▶ DIRECTIVE: Where the string "text" occurs in the material below, report the whole line.

▶ SOURCE RECORDS:
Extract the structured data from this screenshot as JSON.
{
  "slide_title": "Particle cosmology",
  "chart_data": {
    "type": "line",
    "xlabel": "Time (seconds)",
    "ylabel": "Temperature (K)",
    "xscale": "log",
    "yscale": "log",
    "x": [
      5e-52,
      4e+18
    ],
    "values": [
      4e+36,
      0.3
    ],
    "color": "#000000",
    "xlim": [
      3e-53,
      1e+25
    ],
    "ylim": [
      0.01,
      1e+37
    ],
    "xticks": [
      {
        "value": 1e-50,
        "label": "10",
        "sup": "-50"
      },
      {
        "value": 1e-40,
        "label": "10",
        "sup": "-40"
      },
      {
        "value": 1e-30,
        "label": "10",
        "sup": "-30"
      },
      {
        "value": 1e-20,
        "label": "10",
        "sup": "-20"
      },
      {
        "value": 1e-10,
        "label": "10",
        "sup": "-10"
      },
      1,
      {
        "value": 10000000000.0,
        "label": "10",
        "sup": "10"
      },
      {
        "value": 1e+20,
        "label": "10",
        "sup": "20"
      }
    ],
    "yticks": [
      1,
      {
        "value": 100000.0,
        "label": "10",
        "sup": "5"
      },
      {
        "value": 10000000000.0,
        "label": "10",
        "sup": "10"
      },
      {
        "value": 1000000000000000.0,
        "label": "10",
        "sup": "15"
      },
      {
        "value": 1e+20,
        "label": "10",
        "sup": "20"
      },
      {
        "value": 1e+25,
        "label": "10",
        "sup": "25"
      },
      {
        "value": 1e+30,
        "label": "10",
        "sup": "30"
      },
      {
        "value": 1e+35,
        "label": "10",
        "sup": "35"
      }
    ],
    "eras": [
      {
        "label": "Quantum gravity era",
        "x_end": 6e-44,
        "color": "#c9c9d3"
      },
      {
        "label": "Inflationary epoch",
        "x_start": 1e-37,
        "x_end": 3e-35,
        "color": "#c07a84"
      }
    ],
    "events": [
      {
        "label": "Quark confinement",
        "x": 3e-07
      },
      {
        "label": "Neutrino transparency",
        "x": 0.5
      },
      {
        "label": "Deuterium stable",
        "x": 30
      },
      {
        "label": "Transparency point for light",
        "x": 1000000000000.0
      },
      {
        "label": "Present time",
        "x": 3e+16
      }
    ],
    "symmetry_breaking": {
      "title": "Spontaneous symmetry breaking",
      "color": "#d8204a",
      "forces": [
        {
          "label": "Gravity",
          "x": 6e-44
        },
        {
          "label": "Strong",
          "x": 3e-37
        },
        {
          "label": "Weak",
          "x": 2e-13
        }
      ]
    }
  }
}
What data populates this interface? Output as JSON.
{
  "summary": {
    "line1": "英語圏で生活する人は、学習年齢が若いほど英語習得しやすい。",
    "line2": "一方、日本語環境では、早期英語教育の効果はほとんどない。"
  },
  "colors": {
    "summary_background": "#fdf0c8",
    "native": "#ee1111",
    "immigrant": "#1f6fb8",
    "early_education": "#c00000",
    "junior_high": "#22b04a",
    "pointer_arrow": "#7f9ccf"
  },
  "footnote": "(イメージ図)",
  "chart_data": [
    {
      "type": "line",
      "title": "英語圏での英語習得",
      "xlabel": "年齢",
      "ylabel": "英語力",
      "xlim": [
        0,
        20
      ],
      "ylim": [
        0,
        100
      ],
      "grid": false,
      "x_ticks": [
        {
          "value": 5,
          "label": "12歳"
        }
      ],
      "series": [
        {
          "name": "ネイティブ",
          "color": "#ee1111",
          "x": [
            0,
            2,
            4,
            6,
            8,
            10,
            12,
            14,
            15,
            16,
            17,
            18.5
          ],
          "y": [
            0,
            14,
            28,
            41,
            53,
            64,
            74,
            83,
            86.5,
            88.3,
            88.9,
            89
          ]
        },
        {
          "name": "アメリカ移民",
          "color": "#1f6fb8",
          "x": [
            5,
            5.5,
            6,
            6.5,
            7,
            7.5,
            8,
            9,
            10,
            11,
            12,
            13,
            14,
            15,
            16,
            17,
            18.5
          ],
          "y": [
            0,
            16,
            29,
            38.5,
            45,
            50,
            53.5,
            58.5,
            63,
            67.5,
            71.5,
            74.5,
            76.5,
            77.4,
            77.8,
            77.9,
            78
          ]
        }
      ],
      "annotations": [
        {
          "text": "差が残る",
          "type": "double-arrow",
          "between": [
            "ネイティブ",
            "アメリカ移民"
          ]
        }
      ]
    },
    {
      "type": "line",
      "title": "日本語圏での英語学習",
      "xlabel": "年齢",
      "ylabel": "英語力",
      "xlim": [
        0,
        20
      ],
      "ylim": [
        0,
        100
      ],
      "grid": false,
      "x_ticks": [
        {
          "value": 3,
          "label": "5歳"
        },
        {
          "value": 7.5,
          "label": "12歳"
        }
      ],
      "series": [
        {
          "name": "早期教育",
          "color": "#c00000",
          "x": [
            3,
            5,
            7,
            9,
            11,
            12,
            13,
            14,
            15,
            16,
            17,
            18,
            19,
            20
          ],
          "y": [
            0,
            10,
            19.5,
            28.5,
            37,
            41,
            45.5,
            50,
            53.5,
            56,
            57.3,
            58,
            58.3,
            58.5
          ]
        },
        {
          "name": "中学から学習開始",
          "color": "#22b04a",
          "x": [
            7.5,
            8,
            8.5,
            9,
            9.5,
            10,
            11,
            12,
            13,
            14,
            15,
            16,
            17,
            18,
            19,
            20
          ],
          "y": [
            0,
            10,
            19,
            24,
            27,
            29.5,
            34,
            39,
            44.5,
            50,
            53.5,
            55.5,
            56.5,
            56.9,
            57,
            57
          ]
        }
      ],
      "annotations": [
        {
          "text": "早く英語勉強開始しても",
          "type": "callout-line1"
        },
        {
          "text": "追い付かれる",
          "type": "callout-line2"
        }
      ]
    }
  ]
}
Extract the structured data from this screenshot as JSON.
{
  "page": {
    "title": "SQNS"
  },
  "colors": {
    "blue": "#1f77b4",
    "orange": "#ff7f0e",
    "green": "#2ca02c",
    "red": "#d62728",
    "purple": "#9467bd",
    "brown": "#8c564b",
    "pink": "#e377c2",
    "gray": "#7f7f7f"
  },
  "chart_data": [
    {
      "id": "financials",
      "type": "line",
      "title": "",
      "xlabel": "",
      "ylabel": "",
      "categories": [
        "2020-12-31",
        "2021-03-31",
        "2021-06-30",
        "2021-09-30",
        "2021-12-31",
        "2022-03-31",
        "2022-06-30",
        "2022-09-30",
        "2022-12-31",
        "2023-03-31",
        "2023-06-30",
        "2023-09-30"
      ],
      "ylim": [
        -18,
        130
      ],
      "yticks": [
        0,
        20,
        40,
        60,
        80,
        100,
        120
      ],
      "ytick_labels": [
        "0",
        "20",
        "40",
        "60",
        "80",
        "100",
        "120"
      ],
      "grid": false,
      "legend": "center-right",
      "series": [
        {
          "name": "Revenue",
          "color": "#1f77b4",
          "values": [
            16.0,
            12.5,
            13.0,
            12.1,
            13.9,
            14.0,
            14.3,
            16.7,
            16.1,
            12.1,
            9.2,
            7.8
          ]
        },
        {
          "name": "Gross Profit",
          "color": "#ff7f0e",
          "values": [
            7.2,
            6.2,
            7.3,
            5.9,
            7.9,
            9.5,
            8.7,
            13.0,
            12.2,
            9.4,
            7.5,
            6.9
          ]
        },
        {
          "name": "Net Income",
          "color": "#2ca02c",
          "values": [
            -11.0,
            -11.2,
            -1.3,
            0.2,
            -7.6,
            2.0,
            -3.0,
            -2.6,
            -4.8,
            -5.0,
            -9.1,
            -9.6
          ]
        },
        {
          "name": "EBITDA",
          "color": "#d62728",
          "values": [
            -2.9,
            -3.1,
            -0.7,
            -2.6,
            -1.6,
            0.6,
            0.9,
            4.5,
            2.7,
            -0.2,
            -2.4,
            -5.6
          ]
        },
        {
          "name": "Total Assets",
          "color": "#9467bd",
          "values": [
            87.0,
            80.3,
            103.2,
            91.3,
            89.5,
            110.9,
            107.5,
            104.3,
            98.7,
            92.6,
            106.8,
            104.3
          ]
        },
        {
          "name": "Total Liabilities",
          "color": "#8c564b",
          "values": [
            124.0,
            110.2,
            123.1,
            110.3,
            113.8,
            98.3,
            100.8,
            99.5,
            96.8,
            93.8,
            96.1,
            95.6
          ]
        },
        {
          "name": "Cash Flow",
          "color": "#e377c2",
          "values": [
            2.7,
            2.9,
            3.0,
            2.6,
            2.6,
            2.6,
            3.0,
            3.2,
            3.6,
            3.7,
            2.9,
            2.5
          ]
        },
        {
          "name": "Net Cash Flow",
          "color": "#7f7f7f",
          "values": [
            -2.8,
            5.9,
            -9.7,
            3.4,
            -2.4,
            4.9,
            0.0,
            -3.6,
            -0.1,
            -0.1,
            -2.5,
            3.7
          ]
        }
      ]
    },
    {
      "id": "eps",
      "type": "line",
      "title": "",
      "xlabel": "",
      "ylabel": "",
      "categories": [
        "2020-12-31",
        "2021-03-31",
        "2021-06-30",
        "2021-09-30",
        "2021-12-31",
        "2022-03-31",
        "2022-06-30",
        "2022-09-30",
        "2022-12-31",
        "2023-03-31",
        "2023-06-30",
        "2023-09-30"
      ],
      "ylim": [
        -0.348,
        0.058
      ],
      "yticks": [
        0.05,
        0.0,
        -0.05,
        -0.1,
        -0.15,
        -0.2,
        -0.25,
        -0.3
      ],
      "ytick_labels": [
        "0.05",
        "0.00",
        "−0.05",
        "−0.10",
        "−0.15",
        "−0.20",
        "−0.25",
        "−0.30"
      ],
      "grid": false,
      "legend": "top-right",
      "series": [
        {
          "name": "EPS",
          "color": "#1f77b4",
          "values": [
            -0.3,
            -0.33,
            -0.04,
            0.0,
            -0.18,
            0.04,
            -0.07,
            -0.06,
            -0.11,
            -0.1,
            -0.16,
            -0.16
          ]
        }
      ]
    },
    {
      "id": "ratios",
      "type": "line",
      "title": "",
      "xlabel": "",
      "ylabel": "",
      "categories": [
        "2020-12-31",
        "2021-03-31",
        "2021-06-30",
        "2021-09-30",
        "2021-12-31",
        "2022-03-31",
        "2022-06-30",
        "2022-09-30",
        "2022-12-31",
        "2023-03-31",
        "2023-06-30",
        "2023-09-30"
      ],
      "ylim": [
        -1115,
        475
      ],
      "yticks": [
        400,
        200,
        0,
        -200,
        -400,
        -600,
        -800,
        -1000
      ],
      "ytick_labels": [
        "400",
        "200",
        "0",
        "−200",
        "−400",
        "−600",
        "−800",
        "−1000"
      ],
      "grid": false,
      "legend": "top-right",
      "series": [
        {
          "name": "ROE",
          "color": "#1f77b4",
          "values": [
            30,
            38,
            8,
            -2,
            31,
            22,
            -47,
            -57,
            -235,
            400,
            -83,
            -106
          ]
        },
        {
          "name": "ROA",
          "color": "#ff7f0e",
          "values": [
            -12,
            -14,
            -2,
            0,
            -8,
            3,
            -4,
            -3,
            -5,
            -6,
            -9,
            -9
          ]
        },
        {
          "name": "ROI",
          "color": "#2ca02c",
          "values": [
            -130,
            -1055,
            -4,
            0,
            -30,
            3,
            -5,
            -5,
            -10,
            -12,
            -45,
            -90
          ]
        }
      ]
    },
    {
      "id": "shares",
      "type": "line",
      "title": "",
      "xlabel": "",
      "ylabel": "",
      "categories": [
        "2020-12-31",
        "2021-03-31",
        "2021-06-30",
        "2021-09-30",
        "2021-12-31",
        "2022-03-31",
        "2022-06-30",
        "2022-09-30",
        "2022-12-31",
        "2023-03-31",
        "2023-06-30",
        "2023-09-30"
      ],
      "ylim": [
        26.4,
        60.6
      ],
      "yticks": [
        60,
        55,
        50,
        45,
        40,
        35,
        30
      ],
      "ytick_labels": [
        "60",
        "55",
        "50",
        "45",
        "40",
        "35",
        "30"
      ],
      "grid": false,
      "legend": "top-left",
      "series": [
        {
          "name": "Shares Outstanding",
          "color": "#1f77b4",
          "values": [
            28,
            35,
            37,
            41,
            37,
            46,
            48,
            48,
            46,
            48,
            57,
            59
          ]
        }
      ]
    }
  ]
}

▶ TASK SOLUTION:
          "text": "差が残る",
          "text": "早く英語勉強開始しても",
          "text": "追い付かれる",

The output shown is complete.